[Stored dataset items]

* * *

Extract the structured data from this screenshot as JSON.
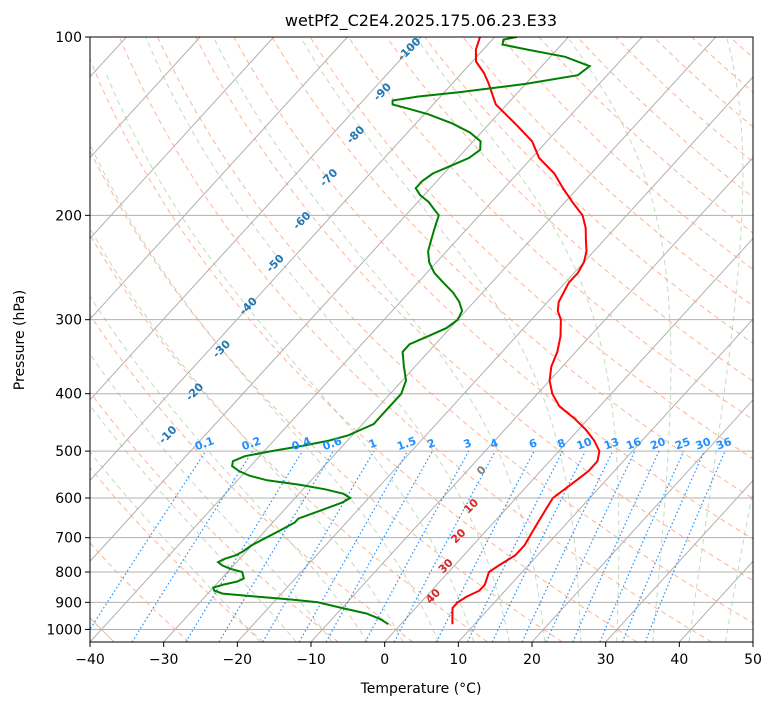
{
  "chart_data": {
    "type": "line",
    "title": "wetPf2_C2E4.2025.175.06.23.E33",
    "xlabel": "Temperature (°C)",
    "ylabel": "Pressure (hPa)",
    "xlim": [
      -40,
      50
    ],
    "ylim": [
      1050,
      100
    ],
    "y_scale": "log",
    "grid": true,
    "x_ticks": [
      -40,
      -30,
      -20,
      -10,
      0,
      10,
      20,
      30,
      40,
      50
    ],
    "y_ticks": [
      100,
      200,
      300,
      400,
      500,
      600,
      700,
      800,
      900,
      1000
    ],
    "series": [
      {
        "color": "#ff0000",
        "points": [
          [
            980,
            7.0
          ],
          [
            950,
            6.0
          ],
          [
            920,
            5.0
          ],
          [
            900,
            5.0
          ],
          [
            880,
            5.5
          ],
          [
            860,
            6.5
          ],
          [
            840,
            6.5
          ],
          [
            820,
            6.0
          ],
          [
            800,
            5.5
          ],
          [
            780,
            6.0
          ],
          [
            750,
            7.0
          ],
          [
            720,
            7.0
          ],
          [
            690,
            6.5
          ],
          [
            660,
            6.0
          ],
          [
            630,
            5.5
          ],
          [
            600,
            5.0
          ],
          [
            580,
            5.5
          ],
          [
            560,
            6.0
          ],
          [
            540,
            6.5
          ],
          [
            520,
            6.5
          ],
          [
            500,
            5.5
          ],
          [
            480,
            3.5
          ],
          [
            460,
            1.0
          ],
          [
            440,
            -2.0
          ],
          [
            420,
            -5.5
          ],
          [
            400,
            -8.0
          ],
          [
            380,
            -10.0
          ],
          [
            360,
            -11.5
          ],
          [
            340,
            -12.5
          ],
          [
            320,
            -14.0
          ],
          [
            300,
            -16.0
          ],
          [
            290,
            -17.5
          ],
          [
            280,
            -18.5
          ],
          [
            270,
            -19.0
          ],
          [
            260,
            -19.5
          ],
          [
            250,
            -19.5
          ],
          [
            240,
            -20.0
          ],
          [
            230,
            -21.0
          ],
          [
            220,
            -22.5
          ],
          [
            210,
            -24.0
          ],
          [
            200,
            -26.0
          ],
          [
            190,
            -29.0
          ],
          [
            180,
            -32.0
          ],
          [
            170,
            -35.0
          ],
          [
            160,
            -39.0
          ],
          [
            150,
            -42.0
          ],
          [
            140,
            -46.5
          ],
          [
            130,
            -51.5
          ],
          [
            120,
            -55.0
          ],
          [
            115,
            -57.0
          ],
          [
            110,
            -59.5
          ],
          [
            105,
            -61.0
          ],
          [
            100,
            -62.0
          ]
        ]
      },
      {
        "color": "#008000",
        "points": [
          [
            980,
            -1.7
          ],
          [
            960,
            -3.5
          ],
          [
            940,
            -6.0
          ],
          [
            920,
            -10.0
          ],
          [
            900,
            -14.0
          ],
          [
            890,
            -18.0
          ],
          [
            880,
            -23.0
          ],
          [
            870,
            -28.0
          ],
          [
            860,
            -29.5
          ],
          [
            850,
            -30.0
          ],
          [
            840,
            -29.0
          ],
          [
            830,
            -27.5
          ],
          [
            820,
            -27.0
          ],
          [
            800,
            -28.0
          ],
          [
            790,
            -30.0
          ],
          [
            780,
            -31.5
          ],
          [
            770,
            -32.5
          ],
          [
            760,
            -32.0
          ],
          [
            750,
            -31.0
          ],
          [
            740,
            -30.5
          ],
          [
            720,
            -30.0
          ],
          [
            700,
            -29.0
          ],
          [
            680,
            -28.0
          ],
          [
            660,
            -27.0
          ],
          [
            650,
            -27.0
          ],
          [
            630,
            -25.0
          ],
          [
            610,
            -23.0
          ],
          [
            600,
            -22.5
          ],
          [
            590,
            -24.0
          ],
          [
            580,
            -27.0
          ],
          [
            570,
            -31.0
          ],
          [
            560,
            -36.0
          ],
          [
            550,
            -39.0
          ],
          [
            540,
            -41.0
          ],
          [
            530,
            -42.5
          ],
          [
            520,
            -43.0
          ],
          [
            510,
            -42.0
          ],
          [
            500,
            -39.0
          ],
          [
            490,
            -35.5
          ],
          [
            480,
            -32.5
          ],
          [
            470,
            -30.5
          ],
          [
            460,
            -29.5
          ],
          [
            450,
            -28.5
          ],
          [
            440,
            -28.5
          ],
          [
            430,
            -28.5
          ],
          [
            420,
            -28.5
          ],
          [
            400,
            -28.5
          ],
          [
            380,
            -29.5
          ],
          [
            360,
            -31.5
          ],
          [
            340,
            -33.5
          ],
          [
            330,
            -33.5
          ],
          [
            320,
            -32.0
          ],
          [
            310,
            -30.5
          ],
          [
            300,
            -30.0
          ],
          [
            290,
            -30.5
          ],
          [
            280,
            -32.0
          ],
          [
            270,
            -34.0
          ],
          [
            260,
            -36.5
          ],
          [
            250,
            -39.0
          ],
          [
            240,
            -41.0
          ],
          [
            230,
            -42.5
          ],
          [
            220,
            -43.5
          ],
          [
            210,
            -44.5
          ],
          [
            200,
            -45.5
          ],
          [
            195,
            -47.0
          ],
          [
            190,
            -48.5
          ],
          [
            185,
            -50.5
          ],
          [
            180,
            -52.0
          ],
          [
            175,
            -52.0
          ],
          [
            170,
            -51.5
          ],
          [
            165,
            -50.0
          ],
          [
            160,
            -48.5
          ],
          [
            155,
            -48.0
          ],
          [
            150,
            -49.0
          ],
          [
            145,
            -51.5
          ],
          [
            140,
            -55.0
          ],
          [
            135,
            -59.5
          ],
          [
            132,
            -63.0
          ],
          [
            130,
            -65.5
          ],
          [
            128,
            -66.0
          ],
          [
            126,
            -63.0
          ],
          [
            124,
            -58.0
          ],
          [
            120,
            -50.0
          ],
          [
            116,
            -44.0
          ],
          [
            112,
            -43.5
          ],
          [
            108,
            -48.0
          ],
          [
            105,
            -54.0
          ],
          [
            103,
            -58.0
          ],
          [
            101,
            -58.5
          ],
          [
            100,
            -57.0
          ]
        ]
      }
    ],
    "dry_adiabat_labels": [
      "-100",
      "-90",
      "-80",
      "-70",
      "-60",
      "-50",
      "-40",
      "-30",
      "-20",
      "-10",
      "0",
      "10",
      "20",
      "30",
      "40"
    ],
    "mixing_ratio_labels": [
      "0.1",
      "0.2",
      "0.4",
      "0.6",
      "1",
      "1.5",
      "2",
      "3",
      "4",
      "6",
      "8",
      "10",
      "13",
      "16",
      "20",
      "25",
      "30",
      "36"
    ]
  }
}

* * *

Problem description:
Repeat the listing verbatim. Skip the pictures.

Solution to this problem:
Extract the structured data from this screenshot as JSON.
{
  "chart_data": {
    "type": "line",
    "title": "wetPf2_C2E4.2025.175.06.23.E33",
    "xlabel": "Temperature (°C)",
    "ylabel": "Pressure (hPa)",
    "xlim": [
      -40,
      50
    ],
    "ylim": [
      1050,
      100
    ],
    "y_scale": "log",
    "grid": true,
    "x_ticks": [
      -40,
      -30,
      -20,
      -10,
      0,
      10,
      20,
      30,
      40,
      50
    ],
    "y_ticks": [
      100,
      200,
      300,
      400,
      500,
      600,
      700,
      800,
      900,
      1000
    ],
    "series": [
      {
        "color": "#ff0000",
        "points": [
          [
            980,
            7.0
          ],
          [
            950,
            6.0
          ],
          [
            920,
            5.0
          ],
          [
            900,
            5.0
          ],
          [
            880,
            5.5
          ],
          [
            860,
            6.5
          ],
          [
            840,
            6.5
          ],
          [
            820,
            6.0
          ],
          [
            800,
            5.5
          ],
          [
            780,
            6.0
          ],
          [
            750,
            7.0
          ],
          [
            720,
            7.0
          ],
          [
            690,
            6.5
          ],
          [
            660,
            6.0
          ],
          [
            630,
            5.5
          ],
          [
            600,
            5.0
          ],
          [
            580,
            5.5
          ],
          [
            560,
            6.0
          ],
          [
            540,
            6.5
          ],
          [
            520,
            6.5
          ],
          [
            500,
            5.5
          ],
          [
            480,
            3.5
          ],
          [
            460,
            1.0
          ],
          [
            440,
            -2.0
          ],
          [
            420,
            -5.5
          ],
          [
            400,
            -8.0
          ],
          [
            380,
            -10.0
          ],
          [
            360,
            -11.5
          ],
          [
            340,
            -12.5
          ],
          [
            320,
            -14.0
          ],
          [
            300,
            -16.0
          ],
          [
            290,
            -17.5
          ],
          [
            280,
            -18.5
          ],
          [
            270,
            -19.0
          ],
          [
            260,
            -19.5
          ],
          [
            250,
            -19.5
          ],
          [
            240,
            -20.0
          ],
          [
            230,
            -21.0
          ],
          [
            220,
            -22.5
          ],
          [
            210,
            -24.0
          ],
          [
            200,
            -26.0
          ],
          [
            190,
            -29.0
          ],
          [
            180,
            -32.0
          ],
          [
            170,
            -35.0
          ],
          [
            160,
            -39.0
          ],
          [
            150,
            -42.0
          ],
          [
            140,
            -46.5
          ],
          [
            130,
            -51.5
          ],
          [
            120,
            -55.0
          ],
          [
            115,
            -57.0
          ],
          [
            110,
            -59.5
          ],
          [
            105,
            -61.0
          ],
          [
            100,
            -62.0
          ]
        ]
      },
      {
        "color": "#008000",
        "points": [
          [
            980,
            -1.7
          ],
          [
            960,
            -3.5
          ],
          [
            940,
            -6.0
          ],
          [
            920,
            -10.0
          ],
          [
            900,
            -14.0
          ],
          [
            890,
            -18.0
          ],
          [
            880,
            -23.0
          ],
          [
            870,
            -28.0
          ],
          [
            860,
            -29.5
          ],
          [
            850,
            -30.0
          ],
          [
            840,
            -29.0
          ],
          [
            830,
            -27.5
          ],
          [
            820,
            -27.0
          ],
          [
            800,
            -28.0
          ],
          [
            790,
            -30.0
          ],
          [
            780,
            -31.5
          ],
          [
            770,
            -32.5
          ],
          [
            760,
            -32.0
          ],
          [
            750,
            -31.0
          ],
          [
            740,
            -30.5
          ],
          [
            720,
            -30.0
          ],
          [
            700,
            -29.0
          ],
          [
            680,
            -28.0
          ],
          [
            660,
            -27.0
          ],
          [
            650,
            -27.0
          ],
          [
            630,
            -25.0
          ],
          [
            610,
            -23.0
          ],
          [
            600,
            -22.5
          ],
          [
            590,
            -24.0
          ],
          [
            580,
            -27.0
          ],
          [
            570,
            -31.0
          ],
          [
            560,
            -36.0
          ],
          [
            550,
            -39.0
          ],
          [
            540,
            -41.0
          ],
          [
            530,
            -42.5
          ],
          [
            520,
            -43.0
          ],
          [
            510,
            -42.0
          ],
          [
            500,
            -39.0
          ],
          [
            490,
            -35.5
          ],
          [
            480,
            -32.5
          ],
          [
            470,
            -30.5
          ],
          [
            460,
            -29.5
          ],
          [
            450,
            -28.5
          ],
          [
            440,
            -28.5
          ],
          [
            430,
            -28.5
          ],
          [
            420,
            -28.5
          ],
          [
            400,
            -28.5
          ],
          [
            380,
            -29.5
          ],
          [
            360,
            -31.5
          ],
          [
            340,
            -33.5
          ],
          [
            330,
            -33.5
          ],
          [
            320,
            -32.0
          ],
          [
            310,
            -30.5
          ],
          [
            300,
            -30.0
          ],
          [
            290,
            -30.5
          ],
          [
            280,
            -32.0
          ],
          [
            270,
            -34.0
          ],
          [
            260,
            -36.5
          ],
          [
            250,
            -39.0
          ],
          [
            240,
            -41.0
          ],
          [
            230,
            -42.5
          ],
          [
            220,
            -43.5
          ],
          [
            210,
            -44.5
          ],
          [
            200,
            -45.5
          ],
          [
            195,
            -47.0
          ],
          [
            190,
            -48.5
          ],
          [
            185,
            -50.5
          ],
          [
            180,
            -52.0
          ],
          [
            175,
            -52.0
          ],
          [
            170,
            -51.5
          ],
          [
            165,
            -50.0
          ],
          [
            160,
            -48.5
          ],
          [
            155,
            -48.0
          ],
          [
            150,
            -49.0
          ],
          [
            145,
            -51.5
          ],
          [
            140,
            -55.0
          ],
          [
            135,
            -59.5
          ],
          [
            132,
            -63.0
          ],
          [
            130,
            -65.5
          ],
          [
            128,
            -66.0
          ],
          [
            126,
            -63.0
          ],
          [
            124,
            -58.0
          ],
          [
            120,
            -50.0
          ],
          [
            116,
            -44.0
          ],
          [
            112,
            -43.5
          ],
          [
            108,
            -48.0
          ],
          [
            105,
            -54.0
          ],
          [
            103,
            -58.0
          ],
          [
            101,
            -58.5
          ],
          [
            100,
            -57.0
          ]
        ]
      }
    ],
    "dry_adiabat_labels": [
      "-100",
      "-90",
      "-80",
      "-70",
      "-60",
      "-50",
      "-40",
      "-30",
      "-20",
      "-10",
      "0",
      "10",
      "20",
      "30",
      "40"
    ],
    "mixing_ratio_labels": [
      "0.1",
      "0.2",
      "0.4",
      "0.6",
      "1",
      "1.5",
      "2",
      "3",
      "4",
      "6",
      "8",
      "10",
      "13",
      "16",
      "20",
      "25",
      "30",
      "36"
    ]
  }
}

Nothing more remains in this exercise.